EXERCISE PROMPT
Scan the entries below for the word "treatment", then copy each line that holds it.

(DATA UNDER STUDY)

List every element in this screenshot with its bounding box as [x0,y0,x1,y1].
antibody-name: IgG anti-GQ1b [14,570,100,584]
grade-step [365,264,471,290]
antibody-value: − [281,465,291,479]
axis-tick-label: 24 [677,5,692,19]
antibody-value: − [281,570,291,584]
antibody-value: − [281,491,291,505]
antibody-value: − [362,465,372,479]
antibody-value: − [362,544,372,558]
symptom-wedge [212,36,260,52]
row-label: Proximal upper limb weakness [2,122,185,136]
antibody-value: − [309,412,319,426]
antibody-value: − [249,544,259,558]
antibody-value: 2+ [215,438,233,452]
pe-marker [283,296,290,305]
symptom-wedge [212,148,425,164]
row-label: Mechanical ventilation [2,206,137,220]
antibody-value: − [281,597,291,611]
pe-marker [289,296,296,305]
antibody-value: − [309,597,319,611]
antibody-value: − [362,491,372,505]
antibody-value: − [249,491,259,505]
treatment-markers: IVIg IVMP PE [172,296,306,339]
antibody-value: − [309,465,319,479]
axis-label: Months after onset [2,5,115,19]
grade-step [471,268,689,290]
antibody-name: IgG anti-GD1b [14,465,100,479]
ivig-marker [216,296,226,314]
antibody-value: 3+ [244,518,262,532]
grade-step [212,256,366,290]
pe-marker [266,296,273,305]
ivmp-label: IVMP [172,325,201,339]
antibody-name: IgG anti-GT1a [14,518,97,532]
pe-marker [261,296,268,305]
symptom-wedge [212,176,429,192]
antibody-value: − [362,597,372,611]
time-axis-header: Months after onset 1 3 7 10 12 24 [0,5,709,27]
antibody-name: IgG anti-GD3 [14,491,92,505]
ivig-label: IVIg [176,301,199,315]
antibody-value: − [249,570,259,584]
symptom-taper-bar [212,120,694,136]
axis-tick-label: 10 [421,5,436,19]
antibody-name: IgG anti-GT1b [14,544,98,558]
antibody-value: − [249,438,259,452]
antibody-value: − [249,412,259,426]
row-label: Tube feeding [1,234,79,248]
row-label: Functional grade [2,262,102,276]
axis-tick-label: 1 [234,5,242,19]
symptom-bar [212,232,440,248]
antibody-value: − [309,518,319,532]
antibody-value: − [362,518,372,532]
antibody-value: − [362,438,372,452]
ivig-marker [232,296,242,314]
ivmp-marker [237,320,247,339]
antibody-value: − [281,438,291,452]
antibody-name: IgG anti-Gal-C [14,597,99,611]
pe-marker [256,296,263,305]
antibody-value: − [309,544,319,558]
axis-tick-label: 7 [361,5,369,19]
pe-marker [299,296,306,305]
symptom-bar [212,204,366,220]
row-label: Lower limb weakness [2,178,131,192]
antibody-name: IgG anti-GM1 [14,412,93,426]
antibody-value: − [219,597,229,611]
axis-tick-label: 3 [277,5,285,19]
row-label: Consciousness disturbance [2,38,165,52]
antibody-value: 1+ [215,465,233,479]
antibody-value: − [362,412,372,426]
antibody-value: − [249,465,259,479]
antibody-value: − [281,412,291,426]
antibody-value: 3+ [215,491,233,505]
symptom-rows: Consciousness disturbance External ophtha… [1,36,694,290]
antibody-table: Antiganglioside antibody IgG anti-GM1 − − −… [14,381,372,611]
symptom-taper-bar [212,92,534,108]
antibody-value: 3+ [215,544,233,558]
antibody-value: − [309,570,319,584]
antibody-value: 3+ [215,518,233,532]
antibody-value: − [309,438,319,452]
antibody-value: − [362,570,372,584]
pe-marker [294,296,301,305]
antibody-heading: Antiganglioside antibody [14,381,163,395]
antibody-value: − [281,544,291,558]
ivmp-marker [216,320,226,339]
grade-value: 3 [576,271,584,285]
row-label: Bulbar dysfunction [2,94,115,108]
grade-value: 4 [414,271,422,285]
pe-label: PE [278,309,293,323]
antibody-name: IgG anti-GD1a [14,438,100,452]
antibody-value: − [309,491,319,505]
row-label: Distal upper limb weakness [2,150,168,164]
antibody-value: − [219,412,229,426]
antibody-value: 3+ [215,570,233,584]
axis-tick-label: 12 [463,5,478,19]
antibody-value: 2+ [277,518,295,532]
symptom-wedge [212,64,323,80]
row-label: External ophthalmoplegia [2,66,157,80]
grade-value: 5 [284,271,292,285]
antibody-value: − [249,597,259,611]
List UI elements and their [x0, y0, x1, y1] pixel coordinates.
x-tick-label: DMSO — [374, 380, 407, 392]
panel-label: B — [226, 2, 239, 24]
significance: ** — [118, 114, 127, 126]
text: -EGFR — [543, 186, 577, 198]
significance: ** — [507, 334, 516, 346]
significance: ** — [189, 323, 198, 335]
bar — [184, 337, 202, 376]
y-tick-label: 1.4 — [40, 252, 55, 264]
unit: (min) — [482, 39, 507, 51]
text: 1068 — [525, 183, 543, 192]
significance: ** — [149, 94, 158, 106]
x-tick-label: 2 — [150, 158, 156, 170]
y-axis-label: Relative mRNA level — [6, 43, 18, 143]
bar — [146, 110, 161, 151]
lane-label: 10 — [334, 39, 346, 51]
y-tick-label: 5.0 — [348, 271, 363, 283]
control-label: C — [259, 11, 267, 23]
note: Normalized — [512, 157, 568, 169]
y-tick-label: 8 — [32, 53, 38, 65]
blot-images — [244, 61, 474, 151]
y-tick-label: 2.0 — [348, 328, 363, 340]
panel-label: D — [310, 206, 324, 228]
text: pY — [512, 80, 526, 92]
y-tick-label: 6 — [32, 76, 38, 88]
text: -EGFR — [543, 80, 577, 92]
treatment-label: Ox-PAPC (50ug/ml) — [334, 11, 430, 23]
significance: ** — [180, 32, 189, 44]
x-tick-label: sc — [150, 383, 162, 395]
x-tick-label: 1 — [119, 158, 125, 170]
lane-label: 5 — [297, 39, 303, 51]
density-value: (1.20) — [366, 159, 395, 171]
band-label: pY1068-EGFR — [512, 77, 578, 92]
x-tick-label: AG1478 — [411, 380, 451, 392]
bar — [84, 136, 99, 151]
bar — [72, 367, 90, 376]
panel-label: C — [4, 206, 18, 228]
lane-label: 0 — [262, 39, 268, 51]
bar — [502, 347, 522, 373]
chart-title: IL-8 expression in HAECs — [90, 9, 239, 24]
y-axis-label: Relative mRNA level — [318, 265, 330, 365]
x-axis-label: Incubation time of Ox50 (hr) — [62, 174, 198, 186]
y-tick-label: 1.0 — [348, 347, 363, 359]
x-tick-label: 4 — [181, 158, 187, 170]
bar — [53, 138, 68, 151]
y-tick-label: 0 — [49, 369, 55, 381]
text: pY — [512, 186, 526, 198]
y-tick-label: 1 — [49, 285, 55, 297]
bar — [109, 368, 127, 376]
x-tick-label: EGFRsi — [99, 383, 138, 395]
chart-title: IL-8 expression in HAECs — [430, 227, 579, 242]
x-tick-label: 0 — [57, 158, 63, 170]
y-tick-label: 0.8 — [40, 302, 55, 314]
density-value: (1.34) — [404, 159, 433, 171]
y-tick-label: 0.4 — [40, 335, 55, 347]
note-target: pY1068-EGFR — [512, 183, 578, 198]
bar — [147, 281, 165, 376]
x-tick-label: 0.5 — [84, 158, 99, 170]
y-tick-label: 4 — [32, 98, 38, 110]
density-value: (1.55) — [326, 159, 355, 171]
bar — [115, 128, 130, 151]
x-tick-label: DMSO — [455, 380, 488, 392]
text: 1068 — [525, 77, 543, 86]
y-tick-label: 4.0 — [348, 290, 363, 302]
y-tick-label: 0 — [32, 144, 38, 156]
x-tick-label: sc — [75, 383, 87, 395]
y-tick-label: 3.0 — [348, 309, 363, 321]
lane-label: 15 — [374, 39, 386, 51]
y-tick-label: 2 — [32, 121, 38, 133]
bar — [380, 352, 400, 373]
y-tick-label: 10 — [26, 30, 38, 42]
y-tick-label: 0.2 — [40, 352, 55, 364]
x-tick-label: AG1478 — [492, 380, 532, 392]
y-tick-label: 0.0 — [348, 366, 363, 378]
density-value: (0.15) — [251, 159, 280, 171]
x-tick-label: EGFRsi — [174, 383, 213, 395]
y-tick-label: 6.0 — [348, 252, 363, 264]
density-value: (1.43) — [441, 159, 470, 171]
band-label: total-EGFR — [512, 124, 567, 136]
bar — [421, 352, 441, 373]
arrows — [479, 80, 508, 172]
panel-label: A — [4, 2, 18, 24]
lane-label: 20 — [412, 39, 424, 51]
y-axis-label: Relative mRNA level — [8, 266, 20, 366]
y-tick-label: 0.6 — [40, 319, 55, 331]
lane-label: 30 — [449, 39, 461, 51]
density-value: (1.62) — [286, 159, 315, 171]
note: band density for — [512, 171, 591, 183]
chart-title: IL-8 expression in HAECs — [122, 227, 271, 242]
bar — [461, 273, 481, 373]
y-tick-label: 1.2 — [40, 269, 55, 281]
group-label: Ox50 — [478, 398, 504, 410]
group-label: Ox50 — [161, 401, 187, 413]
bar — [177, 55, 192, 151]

(End DATA UNDER STUDY)

WRITTEN SOLUTION
treatment-markers: IVIg IVMP PE [172,296,306,339]
treatment-label: Ox-PAPC (50ug/ml) — [334, 11, 430, 23]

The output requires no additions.